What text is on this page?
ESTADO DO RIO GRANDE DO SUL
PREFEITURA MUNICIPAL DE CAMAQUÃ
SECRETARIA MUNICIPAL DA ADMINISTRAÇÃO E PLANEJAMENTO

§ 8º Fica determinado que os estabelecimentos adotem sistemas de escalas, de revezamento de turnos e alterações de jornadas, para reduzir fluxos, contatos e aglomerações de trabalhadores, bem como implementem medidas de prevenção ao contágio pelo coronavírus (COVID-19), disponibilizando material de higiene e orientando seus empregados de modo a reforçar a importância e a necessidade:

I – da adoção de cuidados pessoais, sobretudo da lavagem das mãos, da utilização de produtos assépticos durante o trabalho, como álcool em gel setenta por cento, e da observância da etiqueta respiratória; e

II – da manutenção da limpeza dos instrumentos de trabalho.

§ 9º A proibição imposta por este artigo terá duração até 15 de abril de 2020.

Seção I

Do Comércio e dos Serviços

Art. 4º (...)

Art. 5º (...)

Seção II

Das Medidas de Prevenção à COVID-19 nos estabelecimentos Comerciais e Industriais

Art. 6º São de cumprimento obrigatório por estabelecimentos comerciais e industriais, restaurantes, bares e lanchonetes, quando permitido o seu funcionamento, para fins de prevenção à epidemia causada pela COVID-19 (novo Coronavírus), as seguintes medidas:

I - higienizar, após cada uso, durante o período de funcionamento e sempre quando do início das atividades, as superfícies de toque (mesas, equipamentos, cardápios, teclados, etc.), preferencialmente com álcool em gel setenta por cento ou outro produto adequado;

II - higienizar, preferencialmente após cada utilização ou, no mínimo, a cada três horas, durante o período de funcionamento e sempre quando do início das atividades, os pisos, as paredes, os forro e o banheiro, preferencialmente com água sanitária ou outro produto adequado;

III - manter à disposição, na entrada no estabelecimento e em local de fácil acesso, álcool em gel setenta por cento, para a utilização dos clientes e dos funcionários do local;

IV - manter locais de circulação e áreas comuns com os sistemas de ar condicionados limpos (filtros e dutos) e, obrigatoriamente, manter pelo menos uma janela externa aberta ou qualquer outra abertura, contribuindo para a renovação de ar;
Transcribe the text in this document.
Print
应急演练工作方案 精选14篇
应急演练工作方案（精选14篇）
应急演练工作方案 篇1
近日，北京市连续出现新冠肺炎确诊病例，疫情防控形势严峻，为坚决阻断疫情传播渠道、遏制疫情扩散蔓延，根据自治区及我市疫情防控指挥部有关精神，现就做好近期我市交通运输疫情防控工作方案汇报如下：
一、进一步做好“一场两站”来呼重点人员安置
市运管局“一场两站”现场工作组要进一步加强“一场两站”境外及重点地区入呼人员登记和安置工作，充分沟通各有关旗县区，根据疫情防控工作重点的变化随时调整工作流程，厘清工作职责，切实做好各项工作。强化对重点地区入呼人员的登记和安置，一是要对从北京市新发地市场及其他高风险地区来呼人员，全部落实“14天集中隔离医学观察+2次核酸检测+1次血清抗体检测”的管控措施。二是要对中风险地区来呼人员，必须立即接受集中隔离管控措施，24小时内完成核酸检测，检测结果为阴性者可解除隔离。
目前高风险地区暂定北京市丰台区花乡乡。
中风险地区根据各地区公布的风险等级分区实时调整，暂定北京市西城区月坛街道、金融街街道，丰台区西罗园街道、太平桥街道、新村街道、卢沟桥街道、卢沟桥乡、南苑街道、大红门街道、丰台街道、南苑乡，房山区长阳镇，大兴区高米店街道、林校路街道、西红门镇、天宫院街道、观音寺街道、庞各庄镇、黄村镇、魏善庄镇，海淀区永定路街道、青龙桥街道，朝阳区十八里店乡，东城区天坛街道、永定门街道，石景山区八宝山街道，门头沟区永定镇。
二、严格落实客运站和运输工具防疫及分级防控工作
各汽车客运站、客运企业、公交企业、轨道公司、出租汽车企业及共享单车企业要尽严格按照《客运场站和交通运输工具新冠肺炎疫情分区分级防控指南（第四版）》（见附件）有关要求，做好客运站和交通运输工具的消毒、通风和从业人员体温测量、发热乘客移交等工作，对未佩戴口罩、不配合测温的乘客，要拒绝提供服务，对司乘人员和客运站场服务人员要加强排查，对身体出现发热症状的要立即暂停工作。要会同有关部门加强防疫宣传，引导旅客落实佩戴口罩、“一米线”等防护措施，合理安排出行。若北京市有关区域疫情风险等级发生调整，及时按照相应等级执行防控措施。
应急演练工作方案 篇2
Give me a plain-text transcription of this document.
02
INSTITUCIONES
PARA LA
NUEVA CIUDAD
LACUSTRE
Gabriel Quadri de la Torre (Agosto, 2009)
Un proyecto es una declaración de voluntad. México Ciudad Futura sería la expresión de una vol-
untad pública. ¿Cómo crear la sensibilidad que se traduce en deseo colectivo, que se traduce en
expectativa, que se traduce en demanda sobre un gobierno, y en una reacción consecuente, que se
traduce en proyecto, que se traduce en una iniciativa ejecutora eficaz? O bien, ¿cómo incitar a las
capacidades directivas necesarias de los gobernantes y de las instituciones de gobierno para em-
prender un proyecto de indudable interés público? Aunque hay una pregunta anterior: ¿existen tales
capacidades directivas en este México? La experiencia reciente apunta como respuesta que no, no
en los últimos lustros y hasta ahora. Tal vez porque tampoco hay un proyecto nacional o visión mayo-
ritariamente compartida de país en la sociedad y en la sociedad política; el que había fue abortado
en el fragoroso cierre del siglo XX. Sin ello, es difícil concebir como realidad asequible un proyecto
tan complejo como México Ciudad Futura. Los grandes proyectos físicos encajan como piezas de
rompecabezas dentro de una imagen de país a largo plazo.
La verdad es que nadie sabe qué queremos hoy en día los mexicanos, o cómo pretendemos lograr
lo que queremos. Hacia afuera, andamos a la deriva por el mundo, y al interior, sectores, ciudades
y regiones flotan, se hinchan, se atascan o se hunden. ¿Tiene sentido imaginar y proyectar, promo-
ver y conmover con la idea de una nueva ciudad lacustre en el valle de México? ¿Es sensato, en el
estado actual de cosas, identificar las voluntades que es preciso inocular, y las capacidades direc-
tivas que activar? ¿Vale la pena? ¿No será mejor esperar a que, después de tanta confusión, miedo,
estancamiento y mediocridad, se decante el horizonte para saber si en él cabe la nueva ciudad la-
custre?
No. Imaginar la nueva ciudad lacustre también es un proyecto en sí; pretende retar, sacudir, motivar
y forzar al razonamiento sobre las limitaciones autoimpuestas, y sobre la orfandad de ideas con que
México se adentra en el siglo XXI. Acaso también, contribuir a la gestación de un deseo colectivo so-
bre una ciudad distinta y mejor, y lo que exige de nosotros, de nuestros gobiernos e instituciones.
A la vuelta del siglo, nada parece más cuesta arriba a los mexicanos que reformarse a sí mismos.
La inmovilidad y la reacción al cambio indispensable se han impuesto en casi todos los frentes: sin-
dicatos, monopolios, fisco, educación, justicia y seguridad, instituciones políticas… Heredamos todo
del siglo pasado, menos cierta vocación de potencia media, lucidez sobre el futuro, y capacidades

- [Goal of the exercise] Working from the material above, retype it in its entirety without change.

- [Exercise solution]
What text is on this page?
ESTADO DO RIO GRANDE DO SUL
PREFEITURA MUNICIPAL DE CAMAQUÃ
SECRETARIA MUNICIPAL DA ADMINISTRAÇÃO E PLANEJAMENTO

§ 8º Fica determinado que os estabelecimentos adotem sistemas de escalas, de revezamento de turnos e alterações de jornadas, para reduzir fluxos, contatos e aglomerações de trabalhadores, bem como implementem medidas de prevenção ao contágio pelo coronavírus (COVID-19), disponibilizando material de higiene e orientando seus empregados de modo a reforçar a importância e a necessidade:

I – da adoção de cuidados pessoais, sobretudo da lavagem das mãos, da utilização de produtos assépticos durante o trabalho, como álcool em gel setenta por cento, e da observância da etiqueta respiratória; e

II – da manutenção da limpeza dos instrumentos de trabalho.

§ 9º A proibição imposta por este artigo terá duração até 15 de abril de 2020.

Seção I

Do Comércio e dos Serviços

Art. 4º (...)

Art. 5º (...)

Seção II

Das Medidas de Prevenção à COVID-19 nos estabelecimentos Comerciais e Industriais

Art. 6º São de cumprimento obrigatório por estabelecimentos comerciais e industriais, restaurantes, bares e lanchonetes, quando permitido o seu funcionamento, para fins de prevenção à epidemia causada pela COVID-19 (novo Coronavírus), as seguintes medidas:

I - higienizar, após cada uso, durante o período de funcionamento e sempre quando do início das atividades, as superfícies de toque (mesas, equipamentos, cardápios, teclados, etc.), preferencialmente com álcool em gel setenta por cento ou outro produto adequado;

II - higienizar, preferencialmente após cada utilização ou, no mínimo, a cada três horas, durante o período de funcionamento e sempre quando do início das atividades, os pisos, as paredes, os forro e o banheiro, preferencialmente com água sanitária ou outro produto adequado;

III - manter à disposição, na entrada no estabelecimento e em local de fácil acesso, álcool em gel setenta por cento, para a utilização dos clientes e dos funcionários do local;

IV - manter locais de circulação e áreas comuns com os sistemas de ar condicionados limpos (filtros e dutos) e, obrigatoriamente, manter pelo menos uma janela externa aberta ou qualquer outra abertura, contribuindo para a renovação de ar;
Transcribe the text in this document.
Print
应急演练工作方案 精选14篇
应急演练工作方案（精选14篇）
应急演练工作方案 篇1
近日，北京市连续出现新冠肺炎确诊病例，疫情防控形势严峻，为坚决阻断疫情传播渠道、遏制疫情扩散蔓延，根据自治区及我市疫情防控指挥部有关精神，现就做好近期我市交通运输疫情防控工作方案汇报如下：
一、进一步做好“一场两站”来呼重点人员安置
市运管局“一场两站”现场工作组要进一步加强“一场两站”境外及重点地区入呼人员登记和安置工作，充分沟通各有关旗县区，根据疫情防控工作重点的变化随时调整工作流程，厘清工作职责，切实做好各项工作。强化对重点地区入呼人员的登记和安置，一是要对从北京市新发地市场及其他高风险地区来呼人员，全部落实“14天集中隔离医学观察+2次核酸检测+1次血清抗体检测”的管控措施。二是要对中风险地区来呼人员，必须立即接受集中隔离管控措施，24小时内完成核酸检测，检测结果为阴性者可解除隔离。
目前高风险地区暂定北京市丰台区花乡乡。
中风险地区根据各地区公布的风险等级分区实时调整，暂定北京市西城区月坛街道、金融街街道，丰台区西罗园街道、太平桥街道、新村街道、卢沟桥街道、卢沟桥乡、南苑街道、大红门街道、丰台街道、南苑乡，房山区长阳镇，大兴区高米店街道、林校路街道、西红门镇、天宫院街道、观音寺街道、庞各庄镇、黄村镇、魏善庄镇，海淀区永定路街道、青龙桥街道，朝阳区十八里店乡，东城区天坛街道、永定门街道，石景山区八宝山街道，门头沟区永定镇。
二、严格落实客运站和运输工具防疫及分级防控工作
各汽车客运站、客运企业、公交企业、轨道公司、出租汽车企业及共享单车企业要尽严格按照《客运场站和交通运输工具新冠肺炎疫情分区分级防控指南（第四版）》（见附件）有关要求，做好客运站和交通运输工具的消毒、通风和从业人员体温测量、发热乘客移交等工作，对未佩戴口罩、不配合测温的乘客，要拒绝提供服务，对司乘人员和客运站场服务人员要加强排查，对身体出现发热症状的要立即暂停工作。要会同有关部门加强防疫宣传，引导旅客落实佩戴口罩、“一米线”等防护措施，合理安排出行。若北京市有关区域疫情风险等级发生调整，及时按照相应等级执行防控措施。
应急演练工作方案 篇2
Give me a plain-text transcription of this document.
02
INSTITUCIONES
PARA LA
NUEVA CIUDAD
LACUSTRE
Gabriel Quadri de la Torre (Agosto, 2009)
Un proyecto es una declaración de voluntad. México Ciudad Futura sería la expresión de una vol-
untad pública. ¿Cómo crear la sensibilidad que se traduce en deseo colectivo, que se traduce en
expectativa, que se traduce en demanda sobre un gobierno, y en una reacción consecuente, que se
traduce en proyecto, que se traduce en una iniciativa ejecutora eficaz? O bien, ¿cómo incitar a las
capacidades directivas necesarias de los gobernantes y de las instituciones de gobierno para em-
prender un proyecto de indudable interés público? Aunque hay una pregunta anterior: ¿existen tales
capacidades directivas en este México? La experiencia reciente apunta como respuesta que no, no
en los últimos lustros y hasta ahora. Tal vez porque tampoco hay un proyecto nacional o visión mayo-
ritariamente compartida de país en la sociedad y en la sociedad política; el que había fue abortado
en el fragoroso cierre del siglo XX. Sin ello, es difícil concebir como realidad asequible un proyecto
tan complejo como México Ciudad Futura. Los grandes proyectos físicos encajan como piezas de
rompecabezas dentro de una imagen de país a largo plazo.
La verdad es que nadie sabe qué queremos hoy en día los mexicanos, o cómo pretendemos lograr
lo que queremos. Hacia afuera, andamos a la deriva por el mundo, y al interior, sectores, ciudades
y regiones flotan, se hinchan, se atascan o se hunden. ¿Tiene sentido imaginar y proyectar, promo-
ver y conmover con la idea de una nueva ciudad lacustre en el valle de México? ¿Es sensato, en el
estado actual de cosas, identificar las voluntades que es preciso inocular, y las capacidades direc-
tivas que activar? ¿Vale la pena? ¿No será mejor esperar a que, después de tanta confusión, miedo,
estancamiento y mediocridad, se decante el horizonte para saber si en él cabe la nueva ciudad la-
custre?
No. Imaginar la nueva ciudad lacustre también es un proyecto en sí; pretende retar, sacudir, motivar
y forzar al razonamiento sobre las limitaciones autoimpuestas, y sobre la orfandad de ideas con que
México se adentra en el siglo XXI. Acaso también, contribuir a la gestación de un deseo colectivo so-
bre una ciudad distinta y mejor, y lo que exige de nosotros, de nuestros gobiernos e instituciones.
A la vuelta del siglo, nada parece más cuesta arriba a los mexicanos que reformarse a sí mismos.
La inmovilidad y la reacción al cambio indispensable se han impuesto en casi todos los frentes: sin-
dicatos, monopolios, fisco, educación, justicia y seguridad, instituciones políticas… Heredamos todo
del siglo pasado, menos cierta vocación de potencia media, lucidez sobre el futuro, y capacidades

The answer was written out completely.